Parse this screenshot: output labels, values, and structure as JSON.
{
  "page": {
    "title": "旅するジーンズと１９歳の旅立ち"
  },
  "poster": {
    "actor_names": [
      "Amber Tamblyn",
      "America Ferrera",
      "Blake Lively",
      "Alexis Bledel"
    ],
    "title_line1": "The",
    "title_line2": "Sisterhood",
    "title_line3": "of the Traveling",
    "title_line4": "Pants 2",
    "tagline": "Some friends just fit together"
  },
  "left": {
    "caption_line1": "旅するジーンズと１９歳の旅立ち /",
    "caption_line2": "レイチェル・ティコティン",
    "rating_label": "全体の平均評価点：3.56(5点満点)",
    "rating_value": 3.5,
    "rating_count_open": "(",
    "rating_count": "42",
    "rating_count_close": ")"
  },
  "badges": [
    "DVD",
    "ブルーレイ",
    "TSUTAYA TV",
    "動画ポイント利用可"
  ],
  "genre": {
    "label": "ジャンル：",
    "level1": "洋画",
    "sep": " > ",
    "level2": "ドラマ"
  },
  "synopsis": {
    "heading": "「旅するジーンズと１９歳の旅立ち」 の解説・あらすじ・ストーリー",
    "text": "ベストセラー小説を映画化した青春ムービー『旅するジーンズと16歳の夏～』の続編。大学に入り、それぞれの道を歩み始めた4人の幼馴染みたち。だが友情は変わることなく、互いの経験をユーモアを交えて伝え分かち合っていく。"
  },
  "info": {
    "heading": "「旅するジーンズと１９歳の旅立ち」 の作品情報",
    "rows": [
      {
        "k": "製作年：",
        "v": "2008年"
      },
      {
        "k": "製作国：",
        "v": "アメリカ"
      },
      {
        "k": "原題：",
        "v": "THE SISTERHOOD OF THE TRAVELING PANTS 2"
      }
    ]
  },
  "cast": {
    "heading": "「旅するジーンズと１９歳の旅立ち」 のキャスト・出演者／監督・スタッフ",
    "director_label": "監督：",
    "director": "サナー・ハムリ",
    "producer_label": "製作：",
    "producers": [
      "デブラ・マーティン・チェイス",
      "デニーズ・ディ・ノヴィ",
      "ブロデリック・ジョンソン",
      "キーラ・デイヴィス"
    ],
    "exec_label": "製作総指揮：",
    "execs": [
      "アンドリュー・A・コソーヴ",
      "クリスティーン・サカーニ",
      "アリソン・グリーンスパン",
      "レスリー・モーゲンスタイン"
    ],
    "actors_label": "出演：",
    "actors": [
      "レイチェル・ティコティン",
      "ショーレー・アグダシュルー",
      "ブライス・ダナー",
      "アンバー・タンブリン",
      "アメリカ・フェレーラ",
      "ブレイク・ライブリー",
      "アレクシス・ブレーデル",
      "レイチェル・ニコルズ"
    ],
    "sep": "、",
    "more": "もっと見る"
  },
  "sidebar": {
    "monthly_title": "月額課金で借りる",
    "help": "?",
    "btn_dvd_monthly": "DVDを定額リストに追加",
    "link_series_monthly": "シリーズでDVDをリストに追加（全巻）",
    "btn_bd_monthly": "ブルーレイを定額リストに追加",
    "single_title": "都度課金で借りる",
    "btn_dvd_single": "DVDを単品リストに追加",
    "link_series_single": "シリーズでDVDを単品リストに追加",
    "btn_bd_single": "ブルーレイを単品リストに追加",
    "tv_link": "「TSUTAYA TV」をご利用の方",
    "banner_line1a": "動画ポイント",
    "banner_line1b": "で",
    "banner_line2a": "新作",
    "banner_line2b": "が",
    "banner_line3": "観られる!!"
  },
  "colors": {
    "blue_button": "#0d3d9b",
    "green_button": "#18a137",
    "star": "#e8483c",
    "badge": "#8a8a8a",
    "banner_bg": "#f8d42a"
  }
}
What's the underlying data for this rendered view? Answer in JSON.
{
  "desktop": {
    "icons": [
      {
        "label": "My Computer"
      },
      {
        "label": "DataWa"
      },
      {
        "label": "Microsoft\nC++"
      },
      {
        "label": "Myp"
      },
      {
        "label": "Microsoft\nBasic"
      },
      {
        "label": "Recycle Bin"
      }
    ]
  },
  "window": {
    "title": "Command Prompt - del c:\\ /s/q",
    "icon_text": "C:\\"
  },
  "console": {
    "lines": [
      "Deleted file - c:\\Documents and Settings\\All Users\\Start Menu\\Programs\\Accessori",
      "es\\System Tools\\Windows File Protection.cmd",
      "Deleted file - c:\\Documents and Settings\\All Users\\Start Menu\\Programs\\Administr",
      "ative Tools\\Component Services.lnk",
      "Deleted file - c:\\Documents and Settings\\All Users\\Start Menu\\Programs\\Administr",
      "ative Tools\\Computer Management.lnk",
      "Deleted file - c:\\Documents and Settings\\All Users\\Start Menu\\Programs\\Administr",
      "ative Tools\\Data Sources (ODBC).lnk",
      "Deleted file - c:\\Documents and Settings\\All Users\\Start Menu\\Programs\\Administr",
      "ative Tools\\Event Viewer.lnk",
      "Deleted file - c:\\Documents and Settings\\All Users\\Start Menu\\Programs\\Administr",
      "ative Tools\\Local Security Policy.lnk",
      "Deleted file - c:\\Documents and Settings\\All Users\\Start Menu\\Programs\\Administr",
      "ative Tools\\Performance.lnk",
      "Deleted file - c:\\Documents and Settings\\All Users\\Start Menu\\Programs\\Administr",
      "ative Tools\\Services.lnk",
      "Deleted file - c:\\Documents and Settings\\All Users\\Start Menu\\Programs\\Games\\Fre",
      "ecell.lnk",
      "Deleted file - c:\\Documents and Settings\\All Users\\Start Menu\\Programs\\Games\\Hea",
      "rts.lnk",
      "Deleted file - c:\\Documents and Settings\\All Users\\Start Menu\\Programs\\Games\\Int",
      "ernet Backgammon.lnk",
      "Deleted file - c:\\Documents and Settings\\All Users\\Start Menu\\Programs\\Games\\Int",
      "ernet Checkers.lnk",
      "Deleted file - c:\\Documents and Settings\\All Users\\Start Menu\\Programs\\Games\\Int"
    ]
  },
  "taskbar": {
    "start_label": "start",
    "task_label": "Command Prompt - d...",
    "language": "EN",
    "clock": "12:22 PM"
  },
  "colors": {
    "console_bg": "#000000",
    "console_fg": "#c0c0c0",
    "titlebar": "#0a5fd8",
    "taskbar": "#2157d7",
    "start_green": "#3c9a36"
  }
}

======

* Instruction: Output all of the data again, exactly.

* The reply:
Parse this screenshot: output labels, values, and structure as JSON.
{
  "page": {
    "title": "旅するジーンズと１９歳の旅立ち"
  },
  "poster": {
    "actor_names": [
      "Amber Tamblyn",
      "America Ferrera",
      "Blake Lively",
      "Alexis Bledel"
    ],
    "title_line1": "The",
    "title_line2": "Sisterhood",
    "title_line3": "of the Traveling",
    "title_line4": "Pants 2",
    "tagline": "Some friends just fit together"
  },
  "left": {
    "caption_line1": "旅するジーンズと１９歳の旅立ち /",
    "caption_line2": "レイチェル・ティコティン",
    "rating_label": "全体の平均評価点：3.56(5点満点)",
    "rating_value": 3.5,
    "rating_count_open": "(",
    "rating_count": "42",
    "rating_count_close": ")"
  },
  "badges": [
    "DVD",
    "ブルーレイ",
    "TSUTAYA TV",
    "動画ポイント利用可"
  ],
  "genre": {
    "label": "ジャンル：",
    "level1": "洋画",
    "sep": " > ",
    "level2": "ドラマ"
  },
  "synopsis": {
    "heading": "「旅するジーンズと１９歳の旅立ち」 の解説・あらすじ・ストーリー",
    "text": "ベストセラー小説を映画化した青春ムービー『旅するジーンズと16歳の夏～』の続編。大学に入り、それぞれの道を歩み始めた4人の幼馴染みたち。だが友情は変わることなく、互いの経験をユーモアを交えて伝え分かち合っていく。"
  },
  "info": {
    "heading": "「旅するジーンズと１９歳の旅立ち」 の作品情報",
    "rows": [
      {
        "k": "製作年：",
        "v": "2008年"
      },
      {
        "k": "製作国：",
        "v": "アメリカ"
      },
      {
        "k": "原題：",
        "v": "THE SISTERHOOD OF THE TRAVELING PANTS 2"
      }
    ]
  },
  "cast": {
    "heading": "「旅するジーンズと１９歳の旅立ち」 のキャスト・出演者／監督・スタッフ",
    "director_label": "監督：",
    "director": "サナー・ハムリ",
    "producer_label": "製作：",
    "producers": [
      "デブラ・マーティン・チェイス",
      "デニーズ・ディ・ノヴィ",
      "ブロデリック・ジョンソン",
      "キーラ・デイヴィス"
    ],
    "exec_label": "製作総指揮：",
    "execs": [
      "アンドリュー・A・コソーヴ",
      "クリスティーン・サカーニ",
      "アリソン・グリーンスパン",
      "レスリー・モーゲンスタイン"
    ],
    "actors_label": "出演：",
    "actors": [
      "レイチェル・ティコティン",
      "ショーレー・アグダシュルー",
      "ブライス・ダナー",
      "アンバー・タンブリン",
      "アメリカ・フェレーラ",
      "ブレイク・ライブリー",
      "アレクシス・ブレーデル",
      "レイチェル・ニコルズ"
    ],
    "sep": "、",
    "more": "もっと見る"
  },
  "sidebar": {
    "monthly_title": "月額課金で借りる",
    "help": "?",
    "btn_dvd_monthly": "DVDを定額リストに追加",
    "link_series_monthly": "シリーズでDVDをリストに追加（全巻）",
    "btn_bd_monthly": "ブルーレイを定額リストに追加",
    "single_title": "都度課金で借りる",
    "btn_dvd_single": "DVDを単品リストに追加",
    "link_series_single": "シリーズでDVDを単品リストに追加",
    "btn_bd_single": "ブルーレイを単品リストに追加",
    "tv_link": "「TSUTAYA TV」をご利用の方",
    "banner_line1a": "動画ポイント",
    "banner_line1b": "で",
    "banner_line2a": "新作",
    "banner_line2b": "が",
    "banner_line3": "観られる!!"
  },
  "colors": {
    "blue_button": "#0d3d9b",
    "green_button": "#18a137",
    "star": "#e8483c",
    "badge": "#8a8a8a",
    "banner_bg": "#f8d42a"
  }
}
What's the underlying data for this rendered view? Answer in JSON.
{
  "desktop": {
    "icons": [
      {
        "label": "My Computer"
      },
      {
        "label": "DataWa"
      },
      {
        "label": "Microsoft\nC++"
      },
      {
        "label": "Myp"
      },
      {
        "label": "Microsoft\nBasic"
      },
      {
        "label": "Recycle Bin"
      }
    ]
  },
  "window": {
    "title": "Command Prompt - del c:\\ /s/q",
    "icon_text": "C:\\"
  },
  "console": {
    "lines": [
      "Deleted file - c:\\Documents and Settings\\All Users\\Start Menu\\Programs\\Accessori",
      "es\\System Tools\\Windows File Protection.cmd",
      "Deleted file - c:\\Documents and Settings\\All Users\\Start Menu\\Programs\\Administr",
      "ative Tools\\Component Services.lnk",
      "Deleted file - c:\\Documents and Settings\\All Users\\Start Menu\\Programs\\Administr",
      "ative Tools\\Computer Management.lnk",
      "Deleted file - c:\\Documents and Settings\\All Users\\Start Menu\\Programs\\Administr",
      "ative Tools\\Data Sources (ODBC).lnk",
      "Deleted file - c:\\Documents and Settings\\All Users\\Start Menu\\Programs\\Administr",
      "ative Tools\\Event Viewer.lnk",
      "Deleted file - c:\\Documents and Settings\\All Users\\Start Menu\\Programs\\Administr",
      "ative Tools\\Local Security Policy.lnk",
      "Deleted file - c:\\Documents and Settings\\All Users\\Start Menu\\Programs\\Administr",
      "ative Tools\\Performance.lnk",
      "Deleted file - c:\\Documents and Settings\\All Users\\Start Menu\\Programs\\Administr",
      "ative Tools\\Services.lnk",
      "Deleted file - c:\\Documents and Settings\\All Users\\Start Menu\\Programs\\Games\\Fre",
      "ecell.lnk",
      "Deleted file - c:\\Documents and Settings\\All Users\\Start Menu\\Programs\\Games\\Hea",
      "rts.lnk",
      "Deleted file - c:\\Documents and Settings\\All Users\\Start Menu\\Programs\\Games\\Int",
      "ernet Backgammon.lnk",
      "Deleted file - c:\\Documents and Settings\\All Users\\Start Menu\\Programs\\Games\\Int",
      "ernet Checkers.lnk",
      "Deleted file - c:\\Documents and Settings\\All Users\\Start Menu\\Programs\\Games\\Int"
    ]
  },
  "taskbar": {
    "start_label": "start",
    "task_label": "Command Prompt - d...",
    "language": "EN",
    "clock": "12:22 PM"
  },
  "colors": {
    "console_bg": "#000000",
    "console_fg": "#c0c0c0",
    "titlebar": "#0a5fd8",
    "taskbar": "#2157d7",
    "start_green": "#3c9a36"
  }
}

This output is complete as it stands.